Extracted data:
####################
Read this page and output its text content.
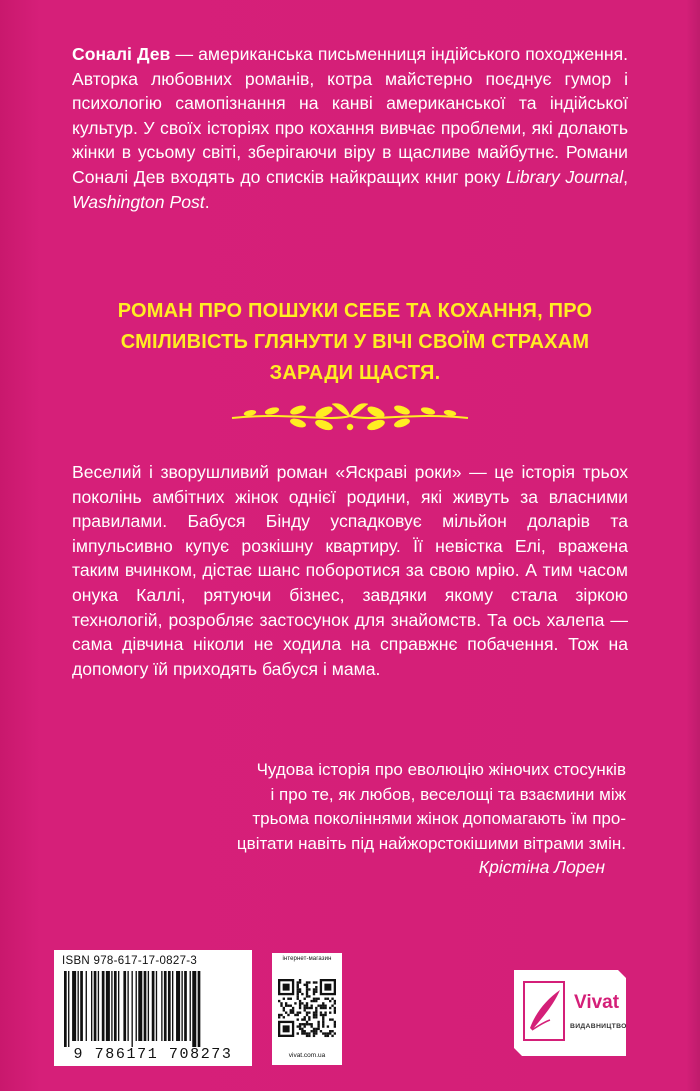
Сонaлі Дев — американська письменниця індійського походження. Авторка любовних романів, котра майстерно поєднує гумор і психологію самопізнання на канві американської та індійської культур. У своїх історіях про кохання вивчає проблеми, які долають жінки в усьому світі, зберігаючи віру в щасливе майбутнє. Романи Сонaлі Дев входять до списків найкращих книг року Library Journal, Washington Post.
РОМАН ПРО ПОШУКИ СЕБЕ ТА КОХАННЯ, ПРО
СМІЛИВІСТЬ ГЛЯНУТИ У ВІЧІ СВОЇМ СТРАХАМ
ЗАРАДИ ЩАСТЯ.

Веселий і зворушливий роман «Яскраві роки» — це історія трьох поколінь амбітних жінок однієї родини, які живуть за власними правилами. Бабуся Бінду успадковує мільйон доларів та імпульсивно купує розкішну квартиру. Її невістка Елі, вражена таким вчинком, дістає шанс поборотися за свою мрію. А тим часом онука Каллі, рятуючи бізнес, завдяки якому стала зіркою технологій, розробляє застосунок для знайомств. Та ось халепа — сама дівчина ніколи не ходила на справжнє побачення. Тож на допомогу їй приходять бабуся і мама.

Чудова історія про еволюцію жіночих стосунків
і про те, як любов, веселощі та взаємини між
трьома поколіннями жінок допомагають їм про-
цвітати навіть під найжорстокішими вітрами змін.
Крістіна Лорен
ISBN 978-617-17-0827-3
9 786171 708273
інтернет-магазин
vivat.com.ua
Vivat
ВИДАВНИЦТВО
####################
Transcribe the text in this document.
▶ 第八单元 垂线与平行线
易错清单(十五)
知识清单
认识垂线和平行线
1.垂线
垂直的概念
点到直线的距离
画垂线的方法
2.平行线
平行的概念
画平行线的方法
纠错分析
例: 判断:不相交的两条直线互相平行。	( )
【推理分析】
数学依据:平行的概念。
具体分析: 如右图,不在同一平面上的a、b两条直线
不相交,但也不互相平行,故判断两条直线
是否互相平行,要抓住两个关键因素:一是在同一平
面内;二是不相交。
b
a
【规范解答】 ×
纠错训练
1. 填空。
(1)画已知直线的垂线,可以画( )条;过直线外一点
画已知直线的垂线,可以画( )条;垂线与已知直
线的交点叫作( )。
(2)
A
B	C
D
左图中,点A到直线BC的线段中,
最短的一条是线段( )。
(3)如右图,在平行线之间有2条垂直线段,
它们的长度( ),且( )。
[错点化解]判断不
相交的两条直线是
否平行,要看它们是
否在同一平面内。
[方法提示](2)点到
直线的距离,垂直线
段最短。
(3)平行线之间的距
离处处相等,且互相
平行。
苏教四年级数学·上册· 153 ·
####################
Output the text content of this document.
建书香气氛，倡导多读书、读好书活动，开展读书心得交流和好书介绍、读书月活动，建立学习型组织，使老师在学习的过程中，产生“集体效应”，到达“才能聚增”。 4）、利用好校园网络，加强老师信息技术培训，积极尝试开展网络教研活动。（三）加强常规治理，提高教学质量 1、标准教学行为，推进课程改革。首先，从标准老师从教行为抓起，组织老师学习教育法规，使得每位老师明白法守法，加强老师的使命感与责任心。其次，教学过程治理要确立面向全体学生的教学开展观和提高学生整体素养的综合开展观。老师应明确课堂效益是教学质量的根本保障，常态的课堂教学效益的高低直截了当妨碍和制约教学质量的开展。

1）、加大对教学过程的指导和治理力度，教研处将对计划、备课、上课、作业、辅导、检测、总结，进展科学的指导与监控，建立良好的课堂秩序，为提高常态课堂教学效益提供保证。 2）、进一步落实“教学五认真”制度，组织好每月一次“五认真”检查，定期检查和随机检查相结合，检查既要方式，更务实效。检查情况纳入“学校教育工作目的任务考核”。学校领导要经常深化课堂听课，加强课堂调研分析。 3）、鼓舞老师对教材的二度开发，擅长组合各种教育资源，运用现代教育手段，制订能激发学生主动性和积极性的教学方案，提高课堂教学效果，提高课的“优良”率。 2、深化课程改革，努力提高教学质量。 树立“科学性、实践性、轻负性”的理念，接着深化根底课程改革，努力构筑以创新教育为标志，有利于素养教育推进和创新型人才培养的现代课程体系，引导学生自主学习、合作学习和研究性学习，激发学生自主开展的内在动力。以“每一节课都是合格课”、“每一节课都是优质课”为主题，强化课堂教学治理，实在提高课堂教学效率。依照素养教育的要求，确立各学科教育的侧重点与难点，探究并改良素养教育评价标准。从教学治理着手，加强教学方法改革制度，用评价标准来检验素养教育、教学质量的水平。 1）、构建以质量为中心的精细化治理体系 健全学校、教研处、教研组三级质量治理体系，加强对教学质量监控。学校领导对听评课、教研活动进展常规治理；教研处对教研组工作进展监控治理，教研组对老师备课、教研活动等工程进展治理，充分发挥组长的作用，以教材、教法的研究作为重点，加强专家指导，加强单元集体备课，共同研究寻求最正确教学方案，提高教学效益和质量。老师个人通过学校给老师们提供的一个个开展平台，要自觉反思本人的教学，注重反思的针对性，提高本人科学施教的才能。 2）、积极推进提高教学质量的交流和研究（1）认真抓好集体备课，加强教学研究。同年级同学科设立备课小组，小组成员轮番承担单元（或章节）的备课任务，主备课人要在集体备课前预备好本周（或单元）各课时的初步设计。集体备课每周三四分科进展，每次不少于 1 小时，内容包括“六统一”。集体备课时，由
####################
Short task:
State how many lines of the records above contain the word "this", giving only that number.

Expected output:
3